<<<<

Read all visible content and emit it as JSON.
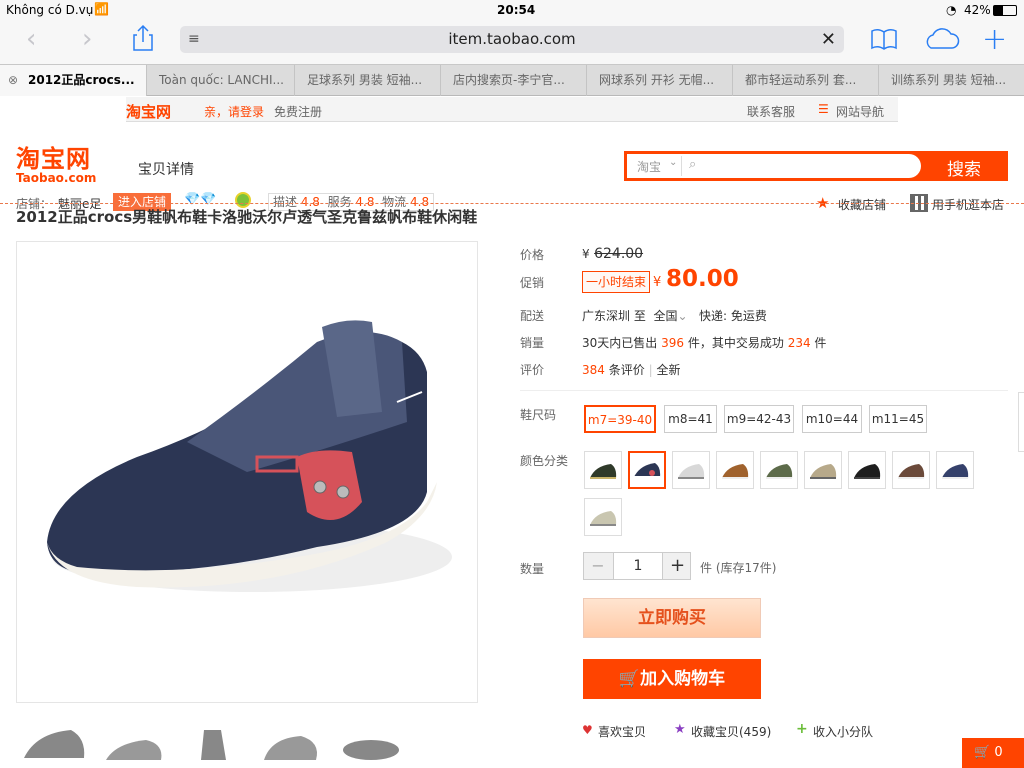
{
  "status": {
    "carrier": "Không có D.vụ",
    "time": "20:54",
    "battery": "42%"
  },
  "browser": {
    "url": "item.taobao.com",
    "tabs": [
      {
        "label": "2012正品crocs..."
      },
      {
        "label": "Toàn quốc: LANCHI..."
      },
      {
        "label": "足球系列 男装 短袖..."
      },
      {
        "label": "店内搜索页-李宁官..."
      },
      {
        "label": "网球系列 开衫 无帽..."
      },
      {
        "label": "都市轻运动系列 套..."
      },
      {
        "label": "训练系列 男装 短袖..."
      }
    ]
  },
  "sitebar": {
    "logo": "淘宝网",
    "login": "亲，请登录",
    "register": "免费注册",
    "service": "联系客服",
    "nav": "网站导航"
  },
  "header": {
    "logo_cn": "淘宝网",
    "logo_en": "Taobao.com",
    "section": "宝贝详情",
    "search_scope": "淘宝",
    "search_button": "搜索",
    "shop_label": "店铺：",
    "shop_name": "魅丽e足",
    "enter_shop": "进入店铺",
    "rate_desc_label": "描述",
    "rate_desc": "4.8",
    "rate_service_label": "服务",
    "rate_service": "4.8",
    "rate_ship_label": "物流",
    "rate_ship": "4.8",
    "favorite_shop": "收藏店铺",
    "mobile_shop": "用手机逛本店"
  },
  "product": {
    "title": "2012正品crocs男鞋帆布鞋卡洛驰沃尔卢透气圣克鲁兹帆布鞋休闲鞋",
    "price_label": "价格",
    "currency": "¥",
    "price": "624.00",
    "promo_label": "促销",
    "promo_tag": "一小时结束",
    "promo_price": "80.00",
    "ship_label": "配送",
    "ship_from": "广东深圳",
    "ship_to_word": "至",
    "ship_to": "全国",
    "ship_method": "快递: 免运费",
    "sales_label": "销量",
    "sales_prefix": "30天内已售出",
    "sales_count": "396",
    "sales_mid": "件，其中交易成功",
    "sales_success": "234",
    "sales_suffix": "件",
    "review_label": "评价",
    "review_count": "384",
    "review_text": "条评价",
    "review_sep": "|",
    "review_all": "全新",
    "size_label": "鞋尺码",
    "sizes": [
      "m7=39-40",
      "m8=41",
      "m9=42-43",
      "m10=44",
      "m11=45"
    ],
    "color_label": "颜色分类",
    "qty_label": "数量",
    "qty": "1",
    "qty_minus": "−",
    "qty_plus": "+",
    "qty_unit": "件 (库存17件)",
    "buy_now": "立即购买",
    "add_cart": "加入购物车",
    "like": "喜欢宝贝",
    "collect": "收藏宝贝(459)",
    "team": "收入小分队",
    "cart_count": "0"
  },
  "colors": {
    "accent": "#ff4400",
    "link_blue": "#2a7ef3",
    "navy": "#2c3654"
  }
}
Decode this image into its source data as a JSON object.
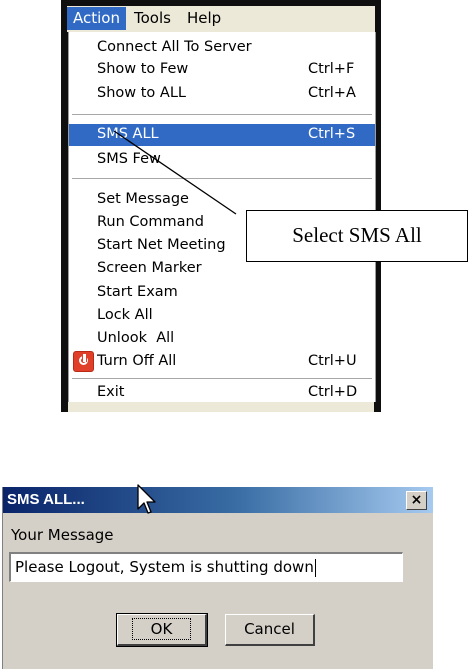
{
  "menubar": {
    "items": [
      {
        "label": "Action"
      },
      {
        "label": "Tools"
      },
      {
        "label": "Help"
      }
    ]
  },
  "menu": {
    "items": [
      {
        "label": "Connect All To Server",
        "shortcut": ""
      },
      {
        "label": "Show to Few",
        "shortcut": "Ctrl+F"
      },
      {
        "label": "Show to ALL",
        "shortcut": "Ctrl+A"
      },
      {
        "label": "SMS ALL",
        "shortcut": "Ctrl+S"
      },
      {
        "label": "SMS Few",
        "shortcut": ""
      },
      {
        "label": "Set Message",
        "shortcut": ""
      },
      {
        "label": "Run Command",
        "shortcut": ""
      },
      {
        "label": "Start Net Meeting",
        "shortcut": ""
      },
      {
        "label": "Screen Marker",
        "shortcut": ""
      },
      {
        "label": "Start Exam",
        "shortcut": ""
      },
      {
        "label": "Lock All",
        "shortcut": ""
      },
      {
        "label": "Unlook  All",
        "shortcut": ""
      },
      {
        "label": "Turn Off All",
        "shortcut": "Ctrl+U"
      },
      {
        "label": "Exit",
        "shortcut": "Ctrl+D"
      }
    ]
  },
  "callout": {
    "text": "Select SMS All"
  },
  "dialog": {
    "title": "SMS ALL...",
    "close": "×",
    "label": "Your Message",
    "input_value": "Please Logout, System is shutting down",
    "ok_label": "OK",
    "cancel_label": "Cancel"
  },
  "colors": {
    "highlight": "#316ac5",
    "menubar_bg": "#ece9d8",
    "dialog_bg": "#d4d0c8"
  },
  "icons": {
    "turn_off": "power-icon",
    "cursor": "mouse-pointer-icon"
  }
}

>>>>

_Problem to solve_. Gather up every line in the data above that contains the word "JSON", copying each one.

_Output of the task_.
Read all visible content and emit it as JSON.
Decode this image into its source data as a JSON object.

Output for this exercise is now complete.